Collected data entries:
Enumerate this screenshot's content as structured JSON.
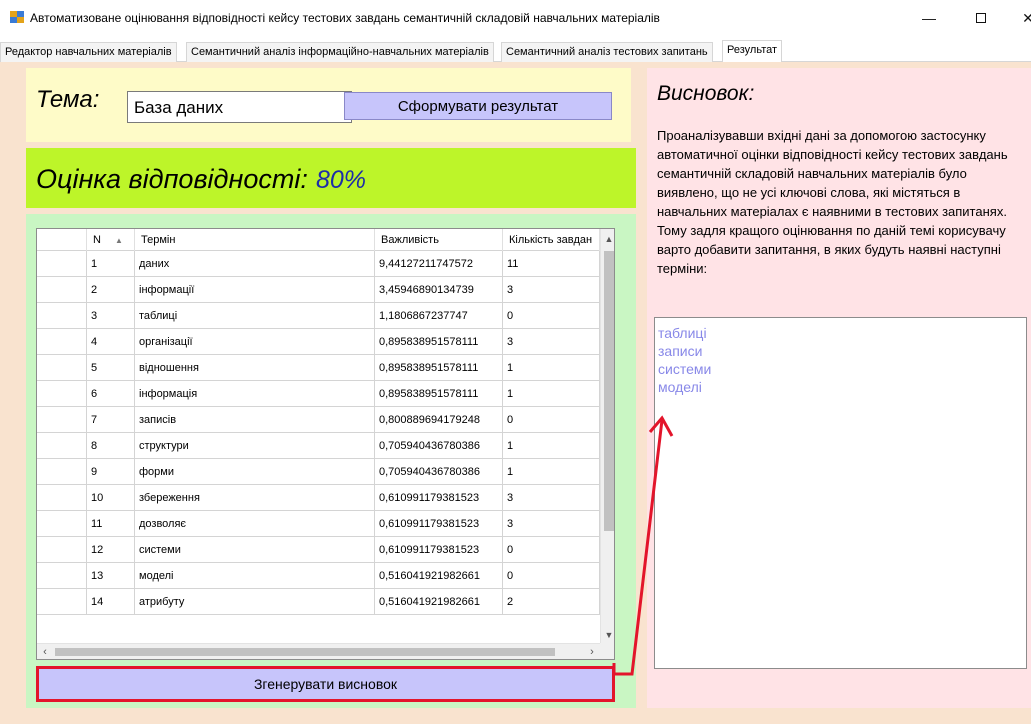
{
  "window": {
    "title": "Автоматизоване оцінювання відповідності кейсу тестових завдань семантичній складовій навчальних матеріалів",
    "icon": "app-icon",
    "controls": {
      "minimize": "—",
      "maximize": "",
      "close": "✕"
    }
  },
  "tabs": [
    {
      "label": "Редактор навчальних матеріалів",
      "active": false
    },
    {
      "label": "Семантичний аналіз інформаційно-навчальних матеріалів",
      "active": false
    },
    {
      "label": "Семантичний аналіз тестових запитань",
      "active": false
    },
    {
      "label": "Результат",
      "active": true
    }
  ],
  "topic": {
    "label": "Тема:",
    "value": "База даних",
    "form_button": "Сформувати результат"
  },
  "score": {
    "label": "Оцінка відповідності:",
    "value": "80%"
  },
  "table": {
    "columns": [
      "",
      "N",
      "Термін",
      "Важливість",
      "Кількість завдан"
    ],
    "rows": [
      [
        "",
        "1",
        "даних",
        "9,44127211747572",
        "11"
      ],
      [
        "",
        "2",
        "інформації",
        "3,45946890134739",
        "3"
      ],
      [
        "",
        "3",
        "таблиці",
        "1,1806867237747",
        "0"
      ],
      [
        "",
        "4",
        "організації",
        "0,895838951578111",
        "3"
      ],
      [
        "",
        "5",
        "відношення",
        "0,895838951578111",
        "1"
      ],
      [
        "",
        "6",
        "інформація",
        "0,895838951578111",
        "1"
      ],
      [
        "",
        "7",
        "записів",
        "0,800889694179248",
        "0"
      ],
      [
        "",
        "8",
        "структури",
        "0,705940436780386",
        "1"
      ],
      [
        "",
        "9",
        "форми",
        "0,705940436780386",
        "1"
      ],
      [
        "",
        "10",
        "збереження",
        "0,610991179381523",
        "3"
      ],
      [
        "",
        "11",
        "дозволяє",
        "0,610991179381523",
        "3"
      ],
      [
        "",
        "12",
        "системи",
        "0,610991179381523",
        "0"
      ],
      [
        "",
        "13",
        "моделі",
        "0,516041921982661",
        "0"
      ],
      [
        "",
        "14",
        "атрибуту",
        "0,516041921982661",
        "2"
      ]
    ],
    "sort_icon": "sort-ascending-icon"
  },
  "generate_button": "Згенерувати висновок",
  "conclusion": {
    "title": "Висновок:",
    "text": "Проаналізувавши вхідні дані за допомогою застосунку автоматичної оцінки відповідності кейсу тестових завдань семантичній складовій навчальних матеріалів було виявлено, що не усі ключові слова, які містяться  в навчальних матеріалах є наявними в тестових запитанях. Тому задля кращого оцінювання по даній темі корисувачу варто добавити запитання, в яких будуть наявні наступні терміни:",
    "terms": [
      "таблиці",
      "записи",
      "системи",
      "моделі"
    ]
  },
  "colors": {
    "background": "#f9e3cf",
    "topic_panel": "#fefbc8",
    "score_panel": "#bdf529",
    "table_panel": "#c9f6c3",
    "conclusion_panel": "#ffe3e6",
    "button": "#c7c5fb",
    "highlight": "#e3152b",
    "score_value": "#1d2ea8",
    "terms": "#8888e8"
  }
}
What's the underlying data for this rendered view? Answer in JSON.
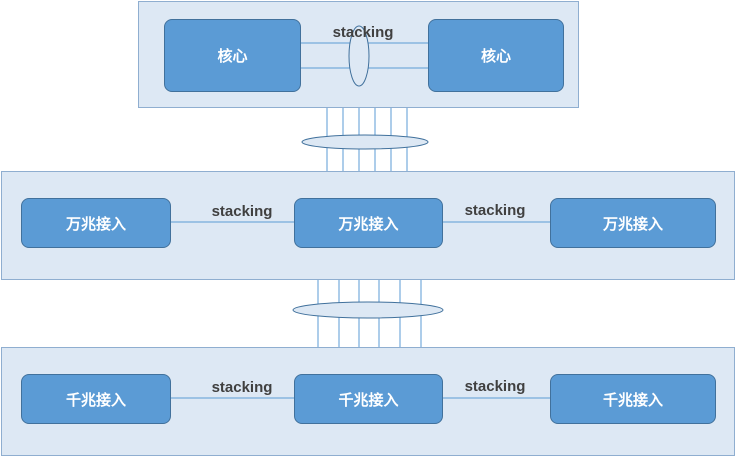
{
  "diagram": {
    "core": {
      "left_label": "核心",
      "right_label": "核心",
      "stacking_label": "stacking"
    },
    "tenG": {
      "nodes": [
        "万兆接入",
        "万兆接入",
        "万兆接入"
      ],
      "stacking_labels": [
        "stacking",
        "stacking"
      ]
    },
    "gig": {
      "nodes": [
        "千兆接入",
        "千兆接入",
        "千兆接入"
      ],
      "stacking_labels": [
        "stacking",
        "stacking"
      ]
    },
    "colors": {
      "panel_fill": "#dde8f4",
      "panel_border": "#8faed0",
      "node_fill": "#5b9bd5",
      "node_border": "#41719c",
      "link": "#5b9bd5",
      "label_text": "#404040"
    }
  }
}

▶ _Exercise details_: Determine how many lines of the listing hold the word "відповідності" and reply with that figure alone.

▶ _Written response_: 3